------ Extracted information ------
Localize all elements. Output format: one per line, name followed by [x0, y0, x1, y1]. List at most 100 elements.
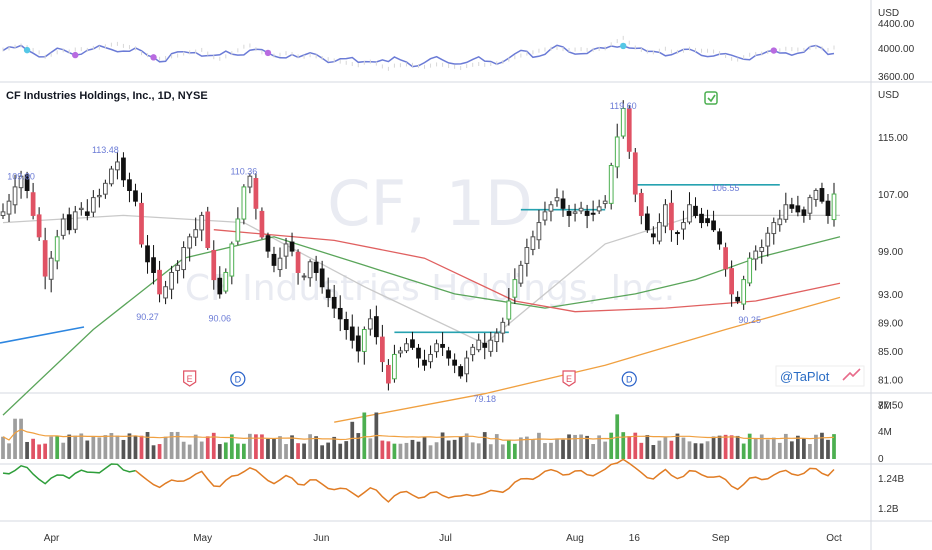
candle: [795, 195, 801, 217]
rs-shadow: [243, 44, 245, 49]
rs-shadow: [122, 43, 124, 48]
rs-shadow: [562, 47, 564, 52]
candle: [247, 173, 253, 194]
candle: [223, 268, 229, 294]
candle-body: [723, 247, 728, 270]
volume-bar: [832, 434, 836, 459]
volume-bar: [278, 436, 282, 459]
volume-bar: [49, 436, 54, 459]
candle-body: [590, 212, 596, 215]
trendline[interactable]: [0, 326, 85, 344]
candle: [181, 241, 187, 279]
rs-shadow: [466, 64, 468, 69]
check-icon[interactable]: [704, 91, 718, 105]
obv-line: [2, 458, 835, 503]
candle-body: [253, 178, 259, 209]
rs-shadow: [62, 48, 64, 53]
volume-bar: [91, 436, 96, 459]
rs-highlight-dot: [72, 51, 79, 59]
candle-body: [151, 257, 156, 273]
candle-body: [711, 220, 716, 231]
candle: [765, 227, 771, 257]
candle-body: [524, 247, 530, 264]
candle-body: [0, 211, 6, 217]
candle: [578, 201, 584, 215]
rs-shadow: [779, 48, 781, 53]
candle-body: [416, 347, 421, 359]
candle-body: [133, 190, 138, 202]
rs-shadow: [634, 45, 636, 50]
candle-body: [66, 214, 72, 231]
candle-body: [446, 350, 451, 359]
dividend-shape: [621, 371, 637, 387]
volume-bar: [687, 441, 692, 459]
candle-body: [211, 249, 217, 281]
candle-body: [6, 200, 12, 215]
price-axis-unit: USD: [878, 90, 899, 101]
price-tick-6: 81.00: [878, 375, 903, 386]
volume-bar: [248, 433, 252, 459]
candle: [440, 332, 445, 356]
earnings-shape: [183, 370, 197, 387]
candle: [705, 209, 710, 227]
volume-bar: [235, 443, 240, 459]
candle: [488, 331, 494, 357]
rs-shadow: [658, 48, 660, 53]
rs-shadow: [652, 50, 654, 55]
volume-bar: [229, 434, 234, 459]
rs-shadow: [110, 42, 112, 47]
rs-shadow: [147, 53, 149, 58]
rs-shadow: [695, 47, 696, 52]
volume-bar: [512, 443, 517, 459]
candle: [452, 353, 457, 374]
volume-bar: [573, 434, 577, 459]
rs-line-panel: [2, 35, 835, 71]
candle-body: [681, 222, 686, 230]
rs-shadow: [141, 51, 142, 56]
candle-body: [163, 286, 168, 299]
price-tick-7: 77.50: [878, 400, 903, 411]
rs-shadow: [418, 64, 419, 69]
candle-body: [669, 202, 674, 231]
candle-body: [127, 179, 132, 191]
rs-shadow: [682, 48, 684, 53]
candle: [380, 324, 385, 372]
rs-shadow: [610, 42, 612, 47]
candle: [831, 182, 837, 227]
volume-bar: [211, 432, 216, 459]
candle-body: [295, 251, 301, 273]
obv-line-down: [135, 458, 835, 503]
candle-body: [705, 218, 710, 224]
dividend-label: D: [235, 375, 242, 385]
candle-body: [96, 194, 102, 198]
rs-shadow: [32, 47, 34, 52]
rs-shadow: [321, 55, 323, 60]
price-annotation: 79.18: [473, 394, 496, 404]
candle: [277, 247, 283, 277]
rs-shadow: [249, 43, 251, 48]
candle: [386, 359, 391, 391]
volume-bar: [446, 440, 451, 459]
volume-bar: [699, 443, 704, 459]
earnings-label: E: [566, 374, 572, 384]
candle: [644, 206, 650, 233]
volume-bar: [789, 441, 794, 459]
candle: [30, 182, 36, 220]
rs-shadow: [387, 66, 389, 71]
rs-shadow: [490, 62, 492, 67]
candle-body: [349, 326, 355, 341]
volume-bar: [681, 437, 686, 459]
candle: [60, 213, 66, 240]
candle: [458, 364, 464, 379]
volume-bar: [175, 431, 180, 459]
candle: [500, 317, 506, 343]
candle-body: [518, 264, 524, 284]
candle-body: [506, 300, 512, 320]
candle-body: [777, 218, 783, 226]
price-annotation: 110.36: [230, 166, 257, 176]
x-label-16: 16: [629, 533, 641, 544]
top-tick-2: 3600.00: [878, 72, 915, 83]
volume-bar: [115, 435, 120, 459]
volume-bar: [603, 441, 608, 459]
candle: [24, 171, 30, 199]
------
List every line above that contains the string "shape". Case counts.

» Reply to the exercise
dividend-shape: [621, 371, 637, 387]
earnings-shape: [183, 370, 197, 387]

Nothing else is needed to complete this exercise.